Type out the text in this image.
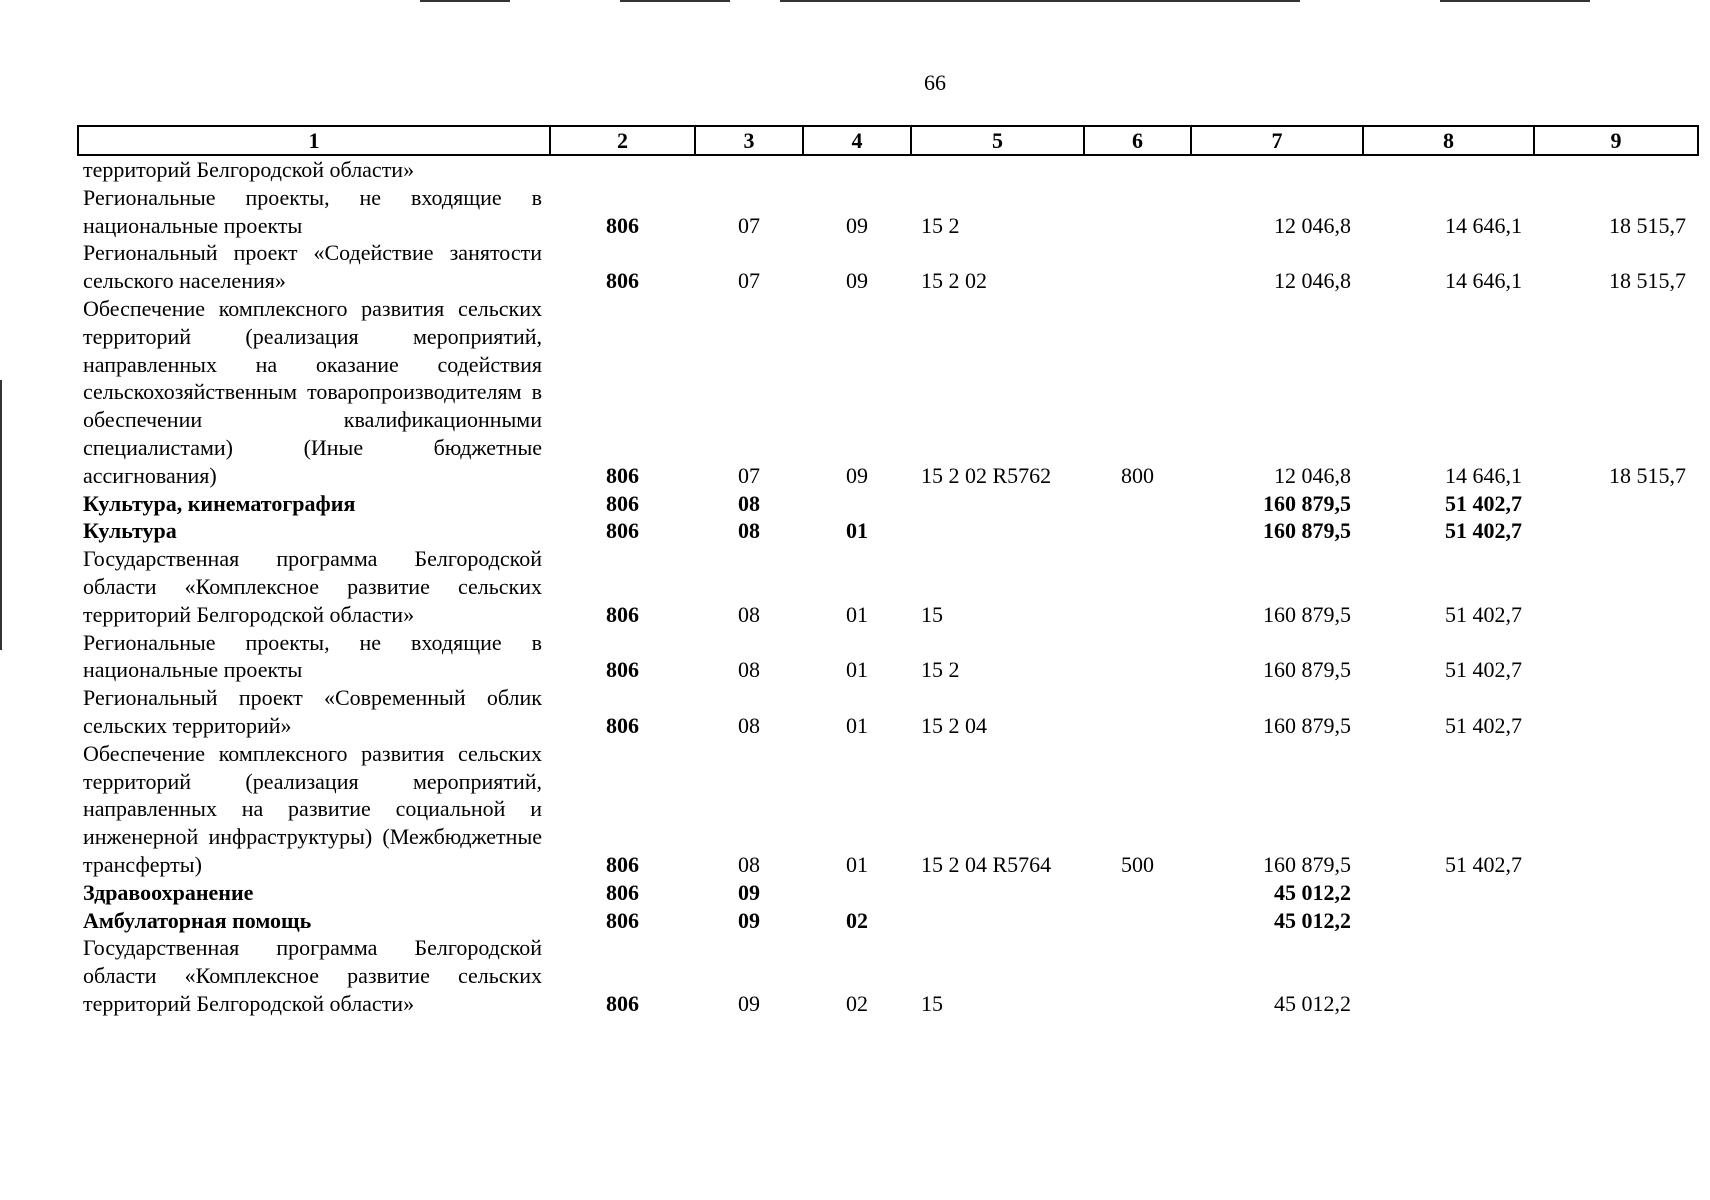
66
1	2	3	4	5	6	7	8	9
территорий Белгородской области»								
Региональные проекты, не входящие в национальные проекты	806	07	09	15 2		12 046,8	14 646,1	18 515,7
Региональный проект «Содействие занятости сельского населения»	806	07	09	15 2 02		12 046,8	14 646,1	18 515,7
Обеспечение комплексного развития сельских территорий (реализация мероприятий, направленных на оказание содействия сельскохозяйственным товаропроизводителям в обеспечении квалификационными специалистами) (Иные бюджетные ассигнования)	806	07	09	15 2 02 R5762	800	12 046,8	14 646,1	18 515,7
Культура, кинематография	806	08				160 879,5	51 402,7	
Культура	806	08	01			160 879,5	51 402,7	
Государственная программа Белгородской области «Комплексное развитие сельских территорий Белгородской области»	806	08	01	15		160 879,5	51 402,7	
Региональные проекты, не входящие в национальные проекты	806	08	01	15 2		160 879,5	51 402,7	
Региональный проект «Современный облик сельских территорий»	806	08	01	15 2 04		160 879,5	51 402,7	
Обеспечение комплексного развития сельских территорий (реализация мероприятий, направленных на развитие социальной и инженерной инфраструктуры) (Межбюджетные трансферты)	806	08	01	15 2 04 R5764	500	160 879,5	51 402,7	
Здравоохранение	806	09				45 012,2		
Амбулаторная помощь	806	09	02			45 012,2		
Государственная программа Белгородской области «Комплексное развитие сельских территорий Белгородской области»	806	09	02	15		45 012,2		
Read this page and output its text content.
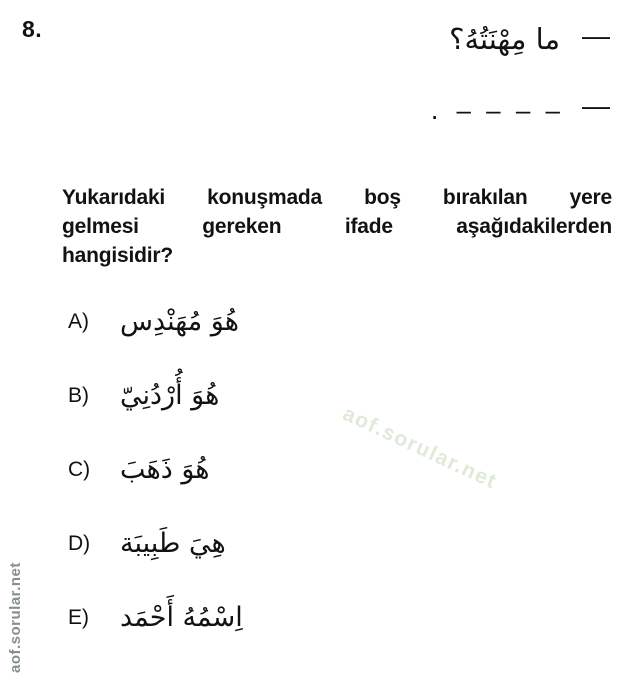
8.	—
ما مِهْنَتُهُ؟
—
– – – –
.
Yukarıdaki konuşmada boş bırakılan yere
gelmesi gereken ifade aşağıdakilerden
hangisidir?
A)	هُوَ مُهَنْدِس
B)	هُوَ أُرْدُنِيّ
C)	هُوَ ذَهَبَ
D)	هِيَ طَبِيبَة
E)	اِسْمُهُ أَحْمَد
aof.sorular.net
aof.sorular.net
⁂
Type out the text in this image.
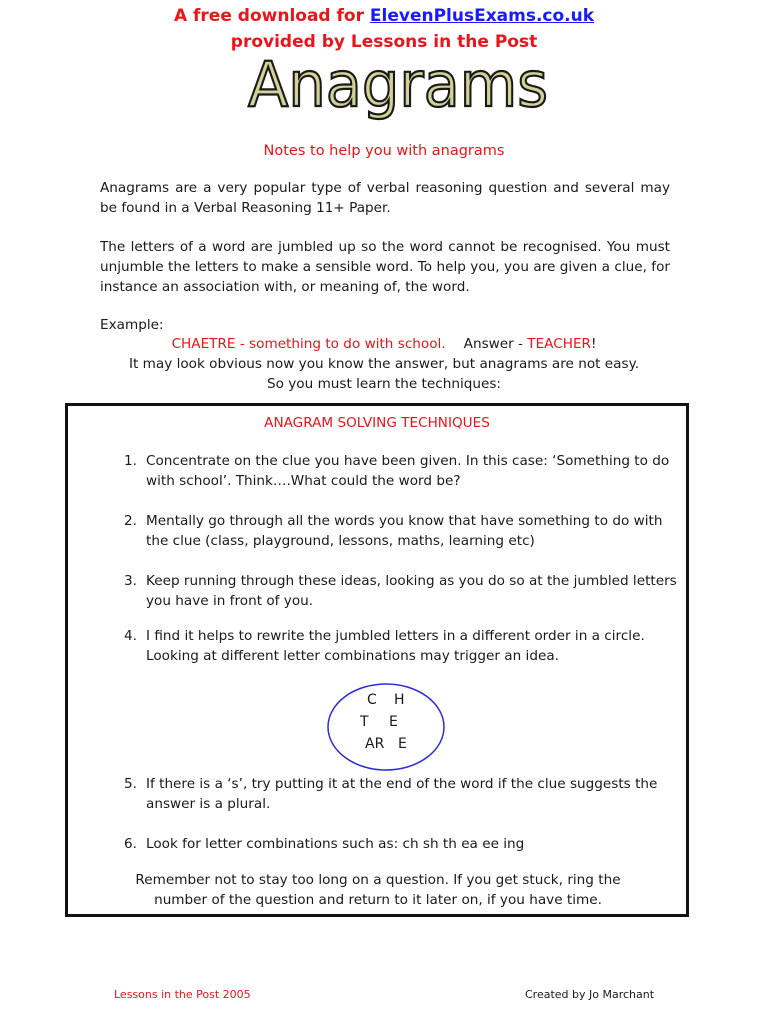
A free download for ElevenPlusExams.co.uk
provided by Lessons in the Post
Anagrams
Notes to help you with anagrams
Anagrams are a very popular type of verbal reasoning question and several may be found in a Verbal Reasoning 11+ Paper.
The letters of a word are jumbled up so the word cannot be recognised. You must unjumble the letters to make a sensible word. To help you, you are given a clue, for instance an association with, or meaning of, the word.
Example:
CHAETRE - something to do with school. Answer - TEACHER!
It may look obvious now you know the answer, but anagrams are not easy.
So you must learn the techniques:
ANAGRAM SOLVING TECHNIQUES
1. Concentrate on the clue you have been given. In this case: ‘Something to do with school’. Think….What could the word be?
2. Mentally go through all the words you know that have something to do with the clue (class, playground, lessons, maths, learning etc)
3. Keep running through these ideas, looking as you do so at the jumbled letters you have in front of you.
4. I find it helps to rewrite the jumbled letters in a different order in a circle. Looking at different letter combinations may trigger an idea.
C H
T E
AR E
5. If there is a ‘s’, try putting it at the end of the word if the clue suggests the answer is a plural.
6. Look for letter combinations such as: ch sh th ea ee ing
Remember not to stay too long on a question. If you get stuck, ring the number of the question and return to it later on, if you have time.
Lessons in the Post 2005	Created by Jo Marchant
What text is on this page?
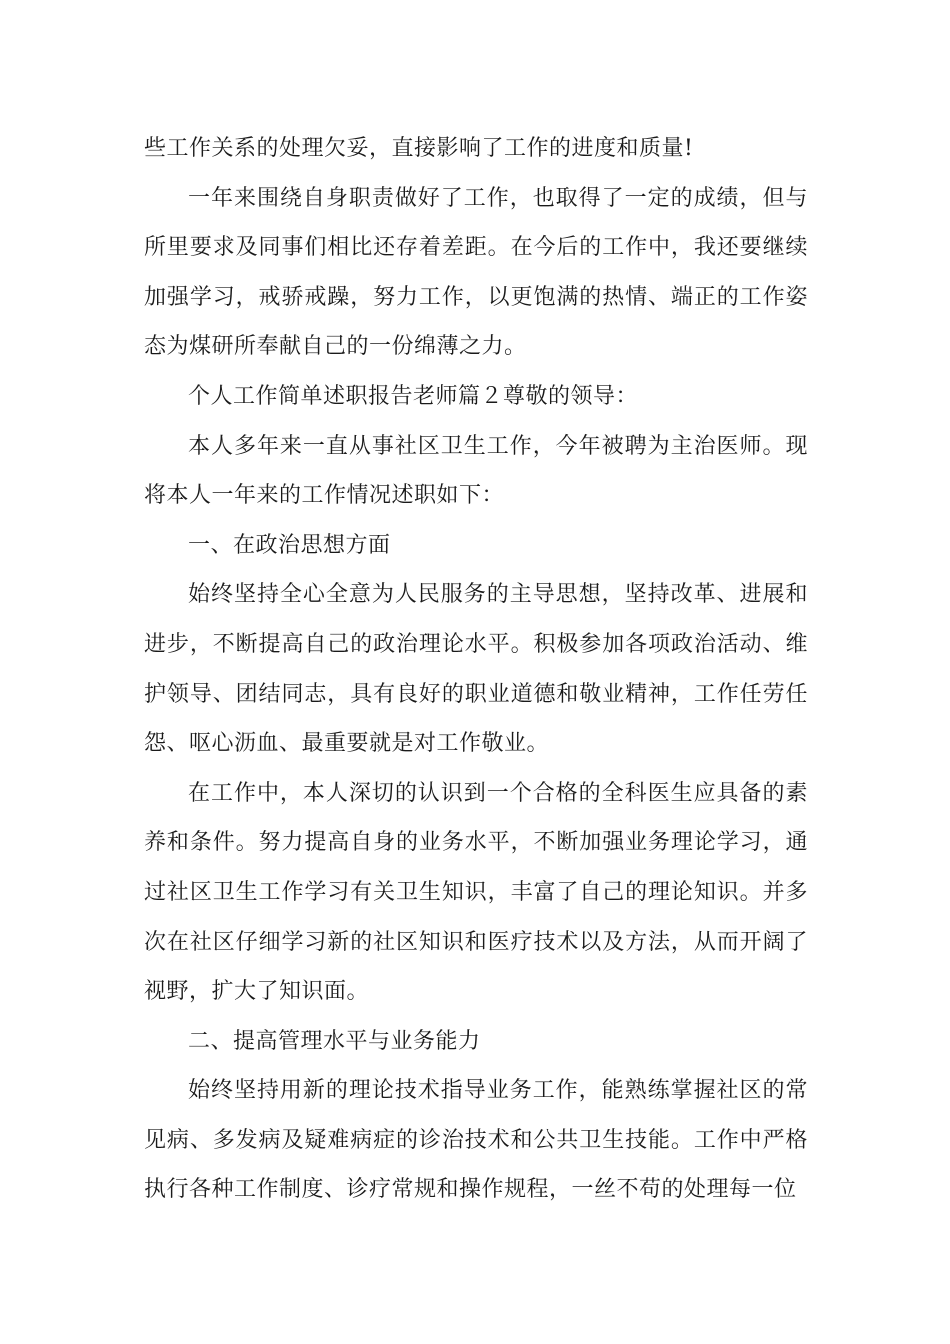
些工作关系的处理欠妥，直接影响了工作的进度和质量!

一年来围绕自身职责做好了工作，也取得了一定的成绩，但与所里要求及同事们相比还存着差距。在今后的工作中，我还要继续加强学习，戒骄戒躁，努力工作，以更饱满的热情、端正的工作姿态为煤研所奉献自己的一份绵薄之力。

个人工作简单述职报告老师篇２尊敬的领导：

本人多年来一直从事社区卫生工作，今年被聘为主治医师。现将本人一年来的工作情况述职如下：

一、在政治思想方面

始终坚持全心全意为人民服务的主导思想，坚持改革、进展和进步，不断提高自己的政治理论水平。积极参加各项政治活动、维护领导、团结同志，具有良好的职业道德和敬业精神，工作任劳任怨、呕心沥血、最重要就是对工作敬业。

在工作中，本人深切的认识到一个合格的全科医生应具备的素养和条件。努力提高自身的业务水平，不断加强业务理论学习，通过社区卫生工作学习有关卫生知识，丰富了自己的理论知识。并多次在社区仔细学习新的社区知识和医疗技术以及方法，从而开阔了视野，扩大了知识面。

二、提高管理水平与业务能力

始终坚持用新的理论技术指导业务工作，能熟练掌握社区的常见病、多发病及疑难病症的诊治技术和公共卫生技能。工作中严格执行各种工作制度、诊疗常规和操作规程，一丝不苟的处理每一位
⁂
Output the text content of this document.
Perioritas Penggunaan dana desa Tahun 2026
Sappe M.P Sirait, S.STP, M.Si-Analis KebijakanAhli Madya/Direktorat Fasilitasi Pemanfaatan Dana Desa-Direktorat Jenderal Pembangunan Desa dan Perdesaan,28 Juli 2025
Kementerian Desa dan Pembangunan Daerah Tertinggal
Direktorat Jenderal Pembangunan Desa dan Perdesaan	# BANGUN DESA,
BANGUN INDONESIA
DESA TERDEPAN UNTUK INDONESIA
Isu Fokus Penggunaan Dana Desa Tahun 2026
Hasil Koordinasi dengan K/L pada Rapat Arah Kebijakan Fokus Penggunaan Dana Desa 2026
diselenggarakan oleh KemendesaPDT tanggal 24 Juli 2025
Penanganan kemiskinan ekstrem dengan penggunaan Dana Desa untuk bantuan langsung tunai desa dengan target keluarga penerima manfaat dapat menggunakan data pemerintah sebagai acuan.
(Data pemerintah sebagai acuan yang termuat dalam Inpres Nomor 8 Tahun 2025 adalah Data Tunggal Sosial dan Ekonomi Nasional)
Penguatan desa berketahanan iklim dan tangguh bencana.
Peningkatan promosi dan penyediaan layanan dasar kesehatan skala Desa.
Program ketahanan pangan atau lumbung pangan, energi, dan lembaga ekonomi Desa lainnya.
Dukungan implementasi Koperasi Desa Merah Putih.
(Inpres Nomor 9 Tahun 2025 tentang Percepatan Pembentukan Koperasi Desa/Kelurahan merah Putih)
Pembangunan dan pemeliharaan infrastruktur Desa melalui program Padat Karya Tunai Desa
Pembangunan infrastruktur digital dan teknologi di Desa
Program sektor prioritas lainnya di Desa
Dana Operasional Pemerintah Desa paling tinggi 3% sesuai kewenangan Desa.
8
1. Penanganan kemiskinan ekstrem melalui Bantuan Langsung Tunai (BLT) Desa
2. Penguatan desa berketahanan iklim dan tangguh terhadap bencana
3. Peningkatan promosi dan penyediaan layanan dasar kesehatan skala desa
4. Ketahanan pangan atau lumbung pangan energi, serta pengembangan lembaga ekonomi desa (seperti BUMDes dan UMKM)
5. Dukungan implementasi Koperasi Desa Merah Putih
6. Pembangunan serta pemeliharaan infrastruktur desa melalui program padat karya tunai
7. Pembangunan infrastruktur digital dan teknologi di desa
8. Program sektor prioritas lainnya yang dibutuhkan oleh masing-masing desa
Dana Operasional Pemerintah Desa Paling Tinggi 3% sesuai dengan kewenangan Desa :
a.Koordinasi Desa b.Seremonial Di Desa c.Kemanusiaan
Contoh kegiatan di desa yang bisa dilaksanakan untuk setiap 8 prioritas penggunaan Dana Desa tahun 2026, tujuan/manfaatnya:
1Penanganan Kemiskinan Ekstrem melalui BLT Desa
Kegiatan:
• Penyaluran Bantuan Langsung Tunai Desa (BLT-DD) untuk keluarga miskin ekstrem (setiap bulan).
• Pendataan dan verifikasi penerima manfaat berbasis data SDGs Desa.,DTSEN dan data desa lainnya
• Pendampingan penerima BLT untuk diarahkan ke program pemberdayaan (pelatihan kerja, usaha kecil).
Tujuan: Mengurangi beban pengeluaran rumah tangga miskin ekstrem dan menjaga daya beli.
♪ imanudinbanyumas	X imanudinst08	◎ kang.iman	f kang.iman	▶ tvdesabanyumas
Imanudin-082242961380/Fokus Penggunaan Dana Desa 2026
⁂
Goal: Only a number is wanted: how many lines of the material include the word "Региональные".

Exercise solution: 2